Within the listing below, locate all lines containing the word "JSON". Copy each one.

-- start SOURCE RECORDS --

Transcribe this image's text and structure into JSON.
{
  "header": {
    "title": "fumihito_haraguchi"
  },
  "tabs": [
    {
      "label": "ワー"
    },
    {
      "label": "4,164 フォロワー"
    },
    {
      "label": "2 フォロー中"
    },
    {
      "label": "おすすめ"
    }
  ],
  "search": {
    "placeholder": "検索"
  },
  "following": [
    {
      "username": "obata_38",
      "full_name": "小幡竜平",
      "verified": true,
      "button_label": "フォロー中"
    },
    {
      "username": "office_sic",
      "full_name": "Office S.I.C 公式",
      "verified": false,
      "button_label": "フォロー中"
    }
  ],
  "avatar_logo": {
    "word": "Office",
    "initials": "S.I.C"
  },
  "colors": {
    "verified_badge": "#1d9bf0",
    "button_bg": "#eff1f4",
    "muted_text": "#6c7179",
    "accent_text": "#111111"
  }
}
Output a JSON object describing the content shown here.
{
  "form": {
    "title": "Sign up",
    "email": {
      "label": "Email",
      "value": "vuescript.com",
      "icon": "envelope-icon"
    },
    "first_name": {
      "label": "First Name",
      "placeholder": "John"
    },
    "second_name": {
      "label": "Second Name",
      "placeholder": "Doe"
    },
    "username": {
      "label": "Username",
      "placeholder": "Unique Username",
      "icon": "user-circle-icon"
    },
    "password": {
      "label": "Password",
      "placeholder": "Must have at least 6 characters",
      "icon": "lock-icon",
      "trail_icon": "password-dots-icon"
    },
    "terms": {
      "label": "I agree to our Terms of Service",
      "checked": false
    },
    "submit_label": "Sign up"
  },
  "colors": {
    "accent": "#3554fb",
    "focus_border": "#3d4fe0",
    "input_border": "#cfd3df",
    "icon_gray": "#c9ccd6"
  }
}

-- end SOURCE RECORDS --

▸ **FULL SOLUTION**
Transcribe this image's text and structure into JSON.
Output a JSON object describing the content shown here.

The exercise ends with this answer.